---- The input

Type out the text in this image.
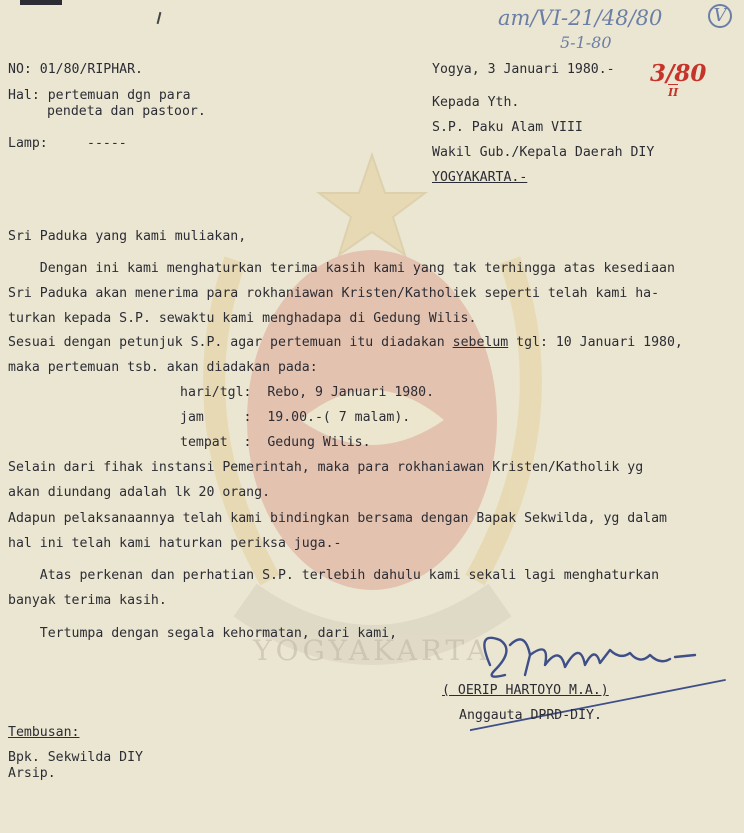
YOGYAKARTA
am/VI-21/48/80
5-1-80
V
3/80
II
NO: 01/80/RIPHAR.
Hal: pertemuan dgn para
pendeta dan pastoor.
Lamp:	-----
Yogya, 3 Januari 1980.-
Kepada Yth.
S.P. Paku Alam VIII
Wakil Gub./Kepala Daerah DIY
YOGYAKARTA.-
Sri Paduka yang kami muliakan,
Dengan ini kami menghaturkan terima kasih kami yang tak terhingga atas kesediaan
Sri Paduka akan menerima para rokhaniawan Kristen/Katholiek seperti telah kami ha-
turkan kepada S.P. sewaktu kami menghadapa di Gedung Wilis.
Sesuai dengan petunjuk S.P. agar pertemuan itu diadakan sebelum tgl: 10 Januari 1980,
maka pertemuan tsb. akan diadakan pada:
hari/tgl:  Rebo, 9 Januari 1980.
jam     :  19.00.-( 7 malam).
tempat  :  Gedung Wilis.
Selain dari fihak instansi Pemerintah, maka para rokhaniawan Kristen/Katholik yg
akan diundang adalah lk 20 orang.
Adapun pelaksanaannya telah kami bindingkan bersama dengan Bapak Sekwilda, yg dalam
hal ini telah kami haturkan periksa juga.-
Atas perkenan dan perhatian S.P. terlebih dahulu kami sekali lagi menghaturkan
banyak terima kasih.
Tertumpa dengan segala kehormatan, dari kami,
( OERIP HARTOYO M.A.)
Anggauta DPRD-DIY.
Tembusan:
Bpk. Sekwilda DIY
Arsip.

--------

What the task requires. Output the records above exactly; leave out the pictures.

Response.
Type out the text in this image.
YOGYAKARTA
am/VI-21/48/80
5-1-80
V
3/80
II
NO: 01/80/RIPHAR.
Hal: pertemuan dgn para
pendeta dan pastoor.
Lamp:	-----
Yogya, 3 Januari 1980.-
Kepada Yth.
S.P. Paku Alam VIII
Wakil Gub./Kepala Daerah DIY
YOGYAKARTA.-
Sri Paduka yang kami muliakan,
Dengan ini kami menghaturkan terima kasih kami yang tak terhingga atas kesediaan
Sri Paduka akan menerima para rokhaniawan Kristen/Katholiek seperti telah kami ha-
turkan kepada S.P. sewaktu kami menghadapa di Gedung Wilis.
Sesuai dengan petunjuk S.P. agar pertemuan itu diadakan sebelum tgl: 10 Januari 1980,
maka pertemuan tsb. akan diadakan pada:
hari/tgl:  Rebo, 9 Januari 1980.
jam     :  19.00.-( 7 malam).
tempat  :  Gedung Wilis.
Selain dari fihak instansi Pemerintah, maka para rokhaniawan Kristen/Katholik yg
akan diundang adalah lk 20 orang.
Adapun pelaksanaannya telah kami bindingkan bersama dengan Bapak Sekwilda, yg dalam
hal ini telah kami haturkan periksa juga.-
Atas perkenan dan perhatian S.P. terlebih dahulu kami sekali lagi menghaturkan
banyak terima kasih.
Tertumpa dengan segala kehormatan, dari kami,
( OERIP HARTOYO M.A.)
Anggauta DPRD-DIY.
Tembusan:
Bpk. Sekwilda DIY
Arsip.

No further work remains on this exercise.